• _What you should do_: Copy out all lines that hold "nshower".

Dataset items
+---+
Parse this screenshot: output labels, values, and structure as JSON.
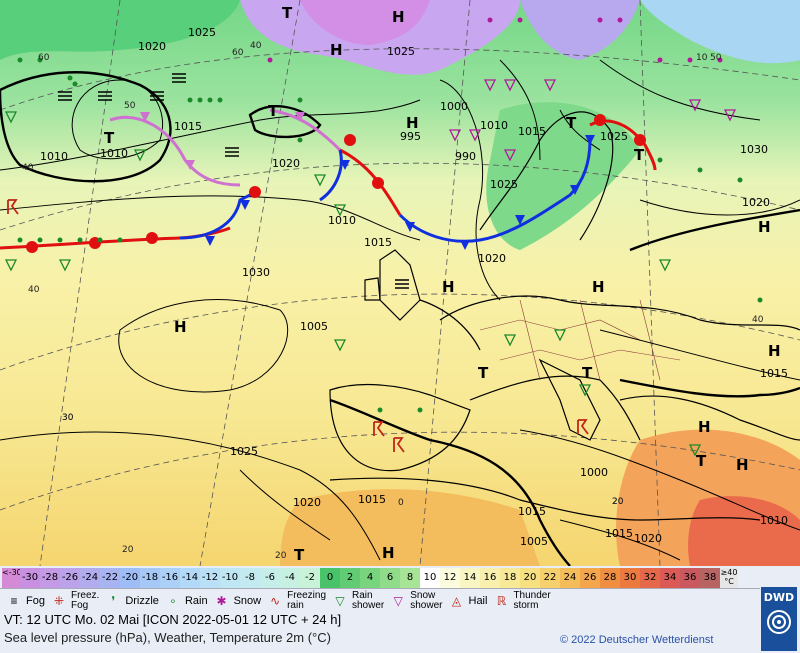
{
  "map": {
    "isobars": [
      "1020",
      "1025",
      "1015",
      "1010",
      "1030",
      "1025",
      "1020",
      "1015",
      "1010",
      "1005",
      "1000",
      "995",
      "990",
      "1025",
      "1020",
      "1015",
      "1010",
      "1020",
      "1025",
      "1030",
      "1015",
      "1020",
      "1025",
      "1015",
      "1010",
      "1005",
      "1000",
      "1015",
      "1020",
      "1015",
      "1010"
    ],
    "pressure_centers": [
      {
        "kind": "H"
      },
      {
        "kind": "H"
      },
      {
        "kind": "T"
      },
      {
        "kind": "T"
      },
      {
        "kind": "H"
      },
      {
        "kind": "T"
      },
      {
        "kind": "H"
      },
      {
        "kind": "H"
      },
      {
        "kind": "H"
      },
      {
        "kind": "H"
      },
      {
        "kind": "T"
      },
      {
        "kind": "T"
      },
      {
        "kind": "H"
      },
      {
        "kind": "T"
      },
      {
        "kind": "T"
      },
      {
        "kind": "H"
      },
      {
        "kind": "H"
      },
      {
        "kind": "T"
      },
      {
        "kind": "H"
      },
      {
        "kind": "T"
      }
    ],
    "temp_labels": [
      "60",
      "50",
      "40",
      "40",
      "40",
      "30",
      "20",
      "20",
      "20",
      "40",
      "50",
      "60",
      "10",
      "0",
      "20",
      "30"
    ],
    "colors": {
      "warm_front": "#e01010",
      "cold_front": "#1030e0",
      "occluded_front": "#d070d0",
      "isobar": "#000000"
    }
  },
  "scale": {
    "cells": [
      {
        "label": "<-30",
        "color": "#d58ad5"
      },
      {
        "label": "-30",
        "color": "#c98fe0"
      },
      {
        "label": "-28",
        "color": "#c49ae6"
      },
      {
        "label": "-26",
        "color": "#bba2ea"
      },
      {
        "label": "-24",
        "color": "#b2acef"
      },
      {
        "label": "-22",
        "color": "#a8b4f2"
      },
      {
        "label": "-20",
        "color": "#9ebcf5"
      },
      {
        "label": "-18",
        "color": "#a5c8f7"
      },
      {
        "label": "-16",
        "color": "#acd1f8"
      },
      {
        "label": "-14",
        "color": "#b3d9f8"
      },
      {
        "label": "-12",
        "color": "#b9e0f7"
      },
      {
        "label": "-10",
        "color": "#bfe6f3"
      },
      {
        "label": "-8",
        "color": "#c3eaf0"
      },
      {
        "label": "-6",
        "color": "#c5eeea"
      },
      {
        "label": "-4",
        "color": "#c6f0e2"
      },
      {
        "label": "-2",
        "color": "#c8f3d9"
      },
      {
        "label": "0",
        "color": "#49c36a"
      },
      {
        "label": "2",
        "color": "#62cc74"
      },
      {
        "label": "4",
        "color": "#79d47e"
      },
      {
        "label": "6",
        "color": "#90dc8a"
      },
      {
        "label": "8",
        "color": "#a8e496"
      },
      {
        "label": "10",
        "color": "#ffffff"
      },
      {
        "label": "12",
        "color": "#fbfbde"
      },
      {
        "label": "14",
        "color": "#f9f6c4"
      },
      {
        "label": "16",
        "color": "#f8f0ac"
      },
      {
        "label": "18",
        "color": "#f7e995"
      },
      {
        "label": "20",
        "color": "#f7e07f"
      },
      {
        "label": "22",
        "color": "#f6d06c"
      },
      {
        "label": "24",
        "color": "#f5bc5a"
      },
      {
        "label": "26",
        "color": "#f3a64c"
      },
      {
        "label": "28",
        "color": "#f08e42"
      },
      {
        "label": "30",
        "color": "#ec7a3f"
      },
      {
        "label": "32",
        "color": "#e6684a"
      },
      {
        "label": "34",
        "color": "#dc5a55"
      },
      {
        "label": "36",
        "color": "#c9595e"
      },
      {
        "label": "38",
        "color": "#b86462"
      },
      {
        "label": "≥40 °C",
        "color": "#e6e6e6"
      }
    ]
  },
  "legend": [
    {
      "icon": "fog-icon",
      "label": "Fog"
    },
    {
      "icon": "freezing-fog-icon",
      "label": "Freez.\nFog"
    },
    {
      "icon": "drizzle-icon",
      "label": "Drizzle"
    },
    {
      "icon": "rain-icon",
      "label": "Rain"
    },
    {
      "icon": "snow-icon",
      "label": "Snow"
    },
    {
      "icon": "freezing-rain-icon",
      "label": "Freezing\nrain"
    },
    {
      "icon": "rain-shower-icon",
      "label": "Rain\nshower"
    },
    {
      "icon": "snow-shower-icon",
      "label": "Snow\nshower"
    },
    {
      "icon": "hail-icon",
      "label": "Hail"
    },
    {
      "icon": "thunderstorm-icon",
      "label": "Thunder\nstorm"
    }
  ],
  "info": {
    "valid_time": "VT: 12 UTC Mo.  02 Mai [ICON 2022-05-01  12 UTC + 24 h]",
    "subtitle": "Sea level pressure (hPa), Weather, Temperature 2m (°C)",
    "copyright": "© 2022 Deutscher Wetterdienst",
    "logo": "DWD"
  }
}
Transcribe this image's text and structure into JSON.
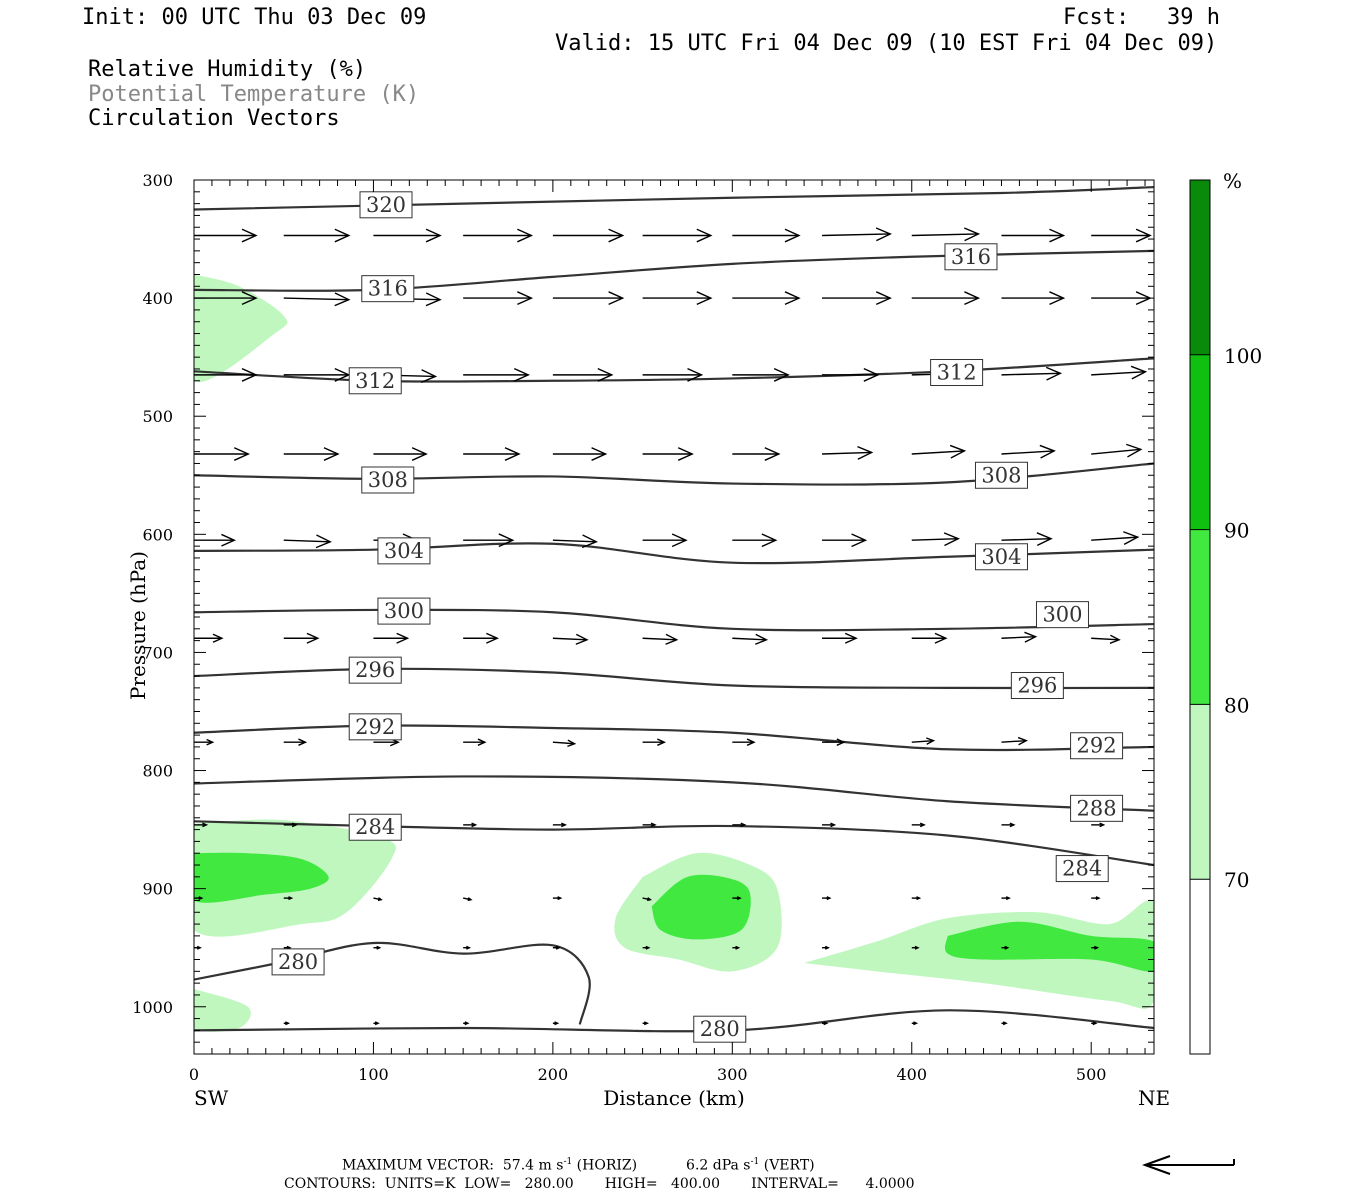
+---+
• _Written solution_:
      "label": "Rain\nshower"
      "label": "Snow\nshower"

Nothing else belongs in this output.